**WHAT TO PRODUCE**: Quote all of the entries word for word.

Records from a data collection
-- Start --
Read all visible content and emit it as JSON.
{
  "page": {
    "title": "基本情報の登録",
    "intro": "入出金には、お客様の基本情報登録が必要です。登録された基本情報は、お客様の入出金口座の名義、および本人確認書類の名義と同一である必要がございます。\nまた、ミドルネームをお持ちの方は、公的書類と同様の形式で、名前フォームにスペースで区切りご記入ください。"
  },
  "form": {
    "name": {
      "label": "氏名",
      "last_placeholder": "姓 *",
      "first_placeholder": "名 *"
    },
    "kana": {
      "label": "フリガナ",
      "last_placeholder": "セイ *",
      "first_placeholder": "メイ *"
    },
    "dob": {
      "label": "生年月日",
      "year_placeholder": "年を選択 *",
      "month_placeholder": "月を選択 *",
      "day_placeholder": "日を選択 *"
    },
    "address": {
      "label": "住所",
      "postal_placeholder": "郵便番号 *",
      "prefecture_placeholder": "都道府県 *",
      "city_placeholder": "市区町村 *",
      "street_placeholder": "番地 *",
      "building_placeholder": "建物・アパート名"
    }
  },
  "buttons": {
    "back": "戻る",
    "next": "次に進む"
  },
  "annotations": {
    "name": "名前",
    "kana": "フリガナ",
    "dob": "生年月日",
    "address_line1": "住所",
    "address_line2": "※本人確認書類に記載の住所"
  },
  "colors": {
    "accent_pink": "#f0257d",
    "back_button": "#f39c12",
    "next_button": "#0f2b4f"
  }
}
-- End --
**RESULT OF THE TASK**:
Read all visible content and emit it as JSON.
{
  "page": {
    "title": "基本情報の登録",
    "intro": "入出金には、お客様の基本情報登録が必要です。登録された基本情報は、お客様の入出金口座の名義、および本人確認書類の名義と同一である必要がございます。\nまた、ミドルネームをお持ちの方は、公的書類と同様の形式で、名前フォームにスペースで区切りご記入ください。"
  },
  "form": {
    "name": {
      "label": "氏名",
      "last_placeholder": "姓 *",
      "first_placeholder": "名 *"
    },
    "kana": {
      "label": "フリガナ",
      "last_placeholder": "セイ *",
      "first_placeholder": "メイ *"
    },
    "dob": {
      "label": "生年月日",
      "year_placeholder": "年を選択 *",
      "month_placeholder": "月を選択 *",
      "day_placeholder": "日を選択 *"
    },
    "address": {
      "label": "住所",
      "postal_placeholder": "郵便番号 *",
      "prefecture_placeholder": "都道府県 *",
      "city_placeholder": "市区町村 *",
      "street_placeholder": "番地 *",
      "building_placeholder": "建物・アパート名"
    }
  },
  "buttons": {
    "back": "戻る",
    "next": "次に進む"
  },
  "annotations": {
    "name": "名前",
    "kana": "フリガナ",
    "dob": "生年月日",
    "address_line1": "住所",
    "address_line2": "※本人確認書類に記載の住所"
  },
  "colors": {
    "accent_pink": "#f0257d",
    "back_button": "#f39c12",
    "next_button": "#0f2b4f"
  }
}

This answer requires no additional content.